* [Supplied text]
We caution you that forward-looking statements contained in this Form 10-K are subject to all of the risks and uncertainties, many of which are beyond our control, incident to the exploration for and development, production and sale of natural gas and oil. These risks include, but are not limited to, commodity price volatility, third-party interruption of



63 SWN



Table of Contents

 

sales to market, inflation, lack of availability of goods and services, environmental risks, drilling and other operating risks, regulatory changes, the uncertainty inherent in estimating proved natural gas and oil reserves and in projecting future rates of production and timing of development expenditures and the other risks described in Item 1A of Part I of this Form 10-K.


Estimates of our proved natural gas and oil reserves and the estimated future net revenues from such reserves in this Form 10-K are based upon various assumptions, including assumptions required by the SEC relating to natural gas and oil prices, drilling and operating expenses, capital investments, taxes and availability of funds. The process of estimating natural gas and oil reserves is complex. This process requires significant decisions and assumptions in the evaluation of available geological, geophysical, engineering and economic data for each reservoir. Therefore, those estimates are inherently imprecise.

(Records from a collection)
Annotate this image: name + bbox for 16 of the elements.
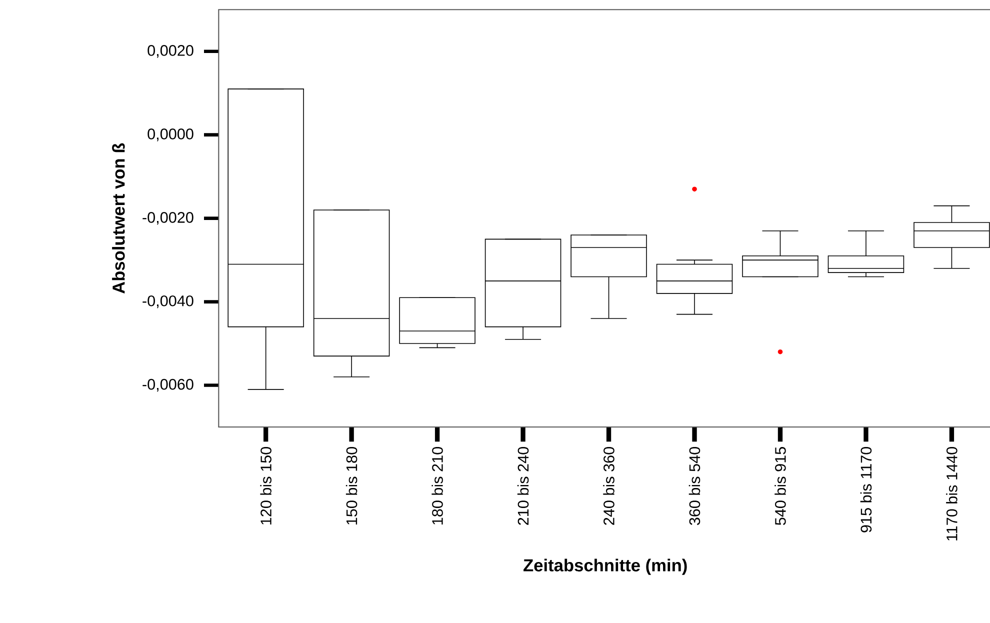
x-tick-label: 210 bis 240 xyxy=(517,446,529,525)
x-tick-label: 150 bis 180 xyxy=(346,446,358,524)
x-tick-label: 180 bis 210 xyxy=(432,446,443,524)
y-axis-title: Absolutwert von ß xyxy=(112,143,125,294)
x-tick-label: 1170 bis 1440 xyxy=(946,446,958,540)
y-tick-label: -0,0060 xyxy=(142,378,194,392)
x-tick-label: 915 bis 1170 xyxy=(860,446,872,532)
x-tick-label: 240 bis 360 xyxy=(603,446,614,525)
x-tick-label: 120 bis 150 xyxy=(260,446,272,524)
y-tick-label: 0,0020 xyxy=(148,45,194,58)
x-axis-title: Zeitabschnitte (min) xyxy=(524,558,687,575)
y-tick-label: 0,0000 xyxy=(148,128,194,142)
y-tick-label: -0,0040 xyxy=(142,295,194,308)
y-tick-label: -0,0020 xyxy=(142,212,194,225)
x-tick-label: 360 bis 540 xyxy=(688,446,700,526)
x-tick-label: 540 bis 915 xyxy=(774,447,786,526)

* [Given instruction A] According to the Form 10-K passage, where are the other risks described?
* [Given instruction B] Extend the Form 10-K passage on natural gas and oil reserve estimates, beginning right after its last sentence.

* [Answer A] In Item 1A of Part I of the Form 10-K.

* [Answer B]
Actual future production, natural gas and oil prices, revenues, taxes, development costs, operating expenses and quantities of recoverable natural gas and oil reserves will most likely vary from those estimated. Such variances may be material. Any significant variance could materially affect the estimated quantities and present value of reserves set forth in this Form 10-K. Our properties may also be susceptible to hydrocarbon drainage from production by other operators on adjacent properties. In addition, we may adjust estimates of proved reserves to reflect production history, results of exploration and development, prevailing natural gas and oil prices and other factors, many of which are beyond our control.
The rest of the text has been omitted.